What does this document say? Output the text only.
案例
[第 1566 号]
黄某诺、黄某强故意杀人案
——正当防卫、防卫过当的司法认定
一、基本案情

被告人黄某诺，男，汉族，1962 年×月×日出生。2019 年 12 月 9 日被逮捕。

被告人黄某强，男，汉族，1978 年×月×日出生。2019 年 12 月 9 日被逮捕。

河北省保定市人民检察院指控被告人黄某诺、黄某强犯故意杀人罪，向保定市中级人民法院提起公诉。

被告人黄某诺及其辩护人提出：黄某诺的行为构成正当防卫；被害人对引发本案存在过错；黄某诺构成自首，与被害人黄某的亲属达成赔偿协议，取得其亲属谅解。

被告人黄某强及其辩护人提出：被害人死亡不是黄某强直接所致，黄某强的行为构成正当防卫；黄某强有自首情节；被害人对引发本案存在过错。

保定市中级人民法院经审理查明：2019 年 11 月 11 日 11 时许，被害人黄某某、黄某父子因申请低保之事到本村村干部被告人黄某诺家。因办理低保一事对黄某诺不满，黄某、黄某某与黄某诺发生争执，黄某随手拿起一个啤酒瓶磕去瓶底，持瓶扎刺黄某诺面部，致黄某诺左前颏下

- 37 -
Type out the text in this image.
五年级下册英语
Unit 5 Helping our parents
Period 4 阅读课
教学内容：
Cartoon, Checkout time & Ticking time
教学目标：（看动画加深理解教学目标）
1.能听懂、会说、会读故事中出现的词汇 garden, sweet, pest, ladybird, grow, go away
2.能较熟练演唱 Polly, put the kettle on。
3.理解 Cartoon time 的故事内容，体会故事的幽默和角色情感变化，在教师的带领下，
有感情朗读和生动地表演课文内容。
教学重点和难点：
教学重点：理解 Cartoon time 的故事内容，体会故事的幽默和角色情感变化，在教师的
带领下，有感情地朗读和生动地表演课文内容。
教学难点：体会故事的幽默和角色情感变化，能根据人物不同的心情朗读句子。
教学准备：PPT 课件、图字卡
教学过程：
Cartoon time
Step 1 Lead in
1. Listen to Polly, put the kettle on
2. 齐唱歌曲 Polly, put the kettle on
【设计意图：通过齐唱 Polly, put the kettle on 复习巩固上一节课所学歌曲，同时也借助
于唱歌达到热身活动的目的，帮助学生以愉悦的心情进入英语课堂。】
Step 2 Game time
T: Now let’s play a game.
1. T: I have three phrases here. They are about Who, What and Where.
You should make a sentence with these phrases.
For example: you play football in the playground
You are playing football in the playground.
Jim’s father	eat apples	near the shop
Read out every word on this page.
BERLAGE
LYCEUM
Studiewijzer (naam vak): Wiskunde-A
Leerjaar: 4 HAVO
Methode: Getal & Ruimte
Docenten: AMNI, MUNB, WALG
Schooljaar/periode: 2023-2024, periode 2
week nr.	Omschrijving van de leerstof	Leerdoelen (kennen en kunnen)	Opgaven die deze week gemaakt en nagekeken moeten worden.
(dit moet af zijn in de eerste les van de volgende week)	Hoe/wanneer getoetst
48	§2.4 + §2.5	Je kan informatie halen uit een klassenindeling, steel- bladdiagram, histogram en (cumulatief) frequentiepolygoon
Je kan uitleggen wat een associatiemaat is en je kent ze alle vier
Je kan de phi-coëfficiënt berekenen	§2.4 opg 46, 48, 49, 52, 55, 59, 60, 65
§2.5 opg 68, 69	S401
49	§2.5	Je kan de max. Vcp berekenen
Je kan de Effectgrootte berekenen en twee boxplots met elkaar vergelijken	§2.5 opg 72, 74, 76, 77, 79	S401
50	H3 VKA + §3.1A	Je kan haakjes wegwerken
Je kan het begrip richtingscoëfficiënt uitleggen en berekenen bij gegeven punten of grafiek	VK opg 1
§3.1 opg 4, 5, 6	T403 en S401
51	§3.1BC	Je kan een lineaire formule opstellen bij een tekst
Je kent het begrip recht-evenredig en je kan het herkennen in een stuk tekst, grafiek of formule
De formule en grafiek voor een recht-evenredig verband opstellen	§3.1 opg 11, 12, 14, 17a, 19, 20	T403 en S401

#### EXERCISE DESCRIPTION:
Identify each line containing the string "Polly" and copy it out.

#### SOLUTION TO THE PROBLEM:
2.能较熟练演唱 Polly, put the kettle on。
1. Listen to Polly, put the kettle on
2. 齐唱歌曲 Polly, put the kettle on
【设计意图：通过齐唱 Polly, put the kettle on 复习巩固上一节课所学歌曲，同时也借助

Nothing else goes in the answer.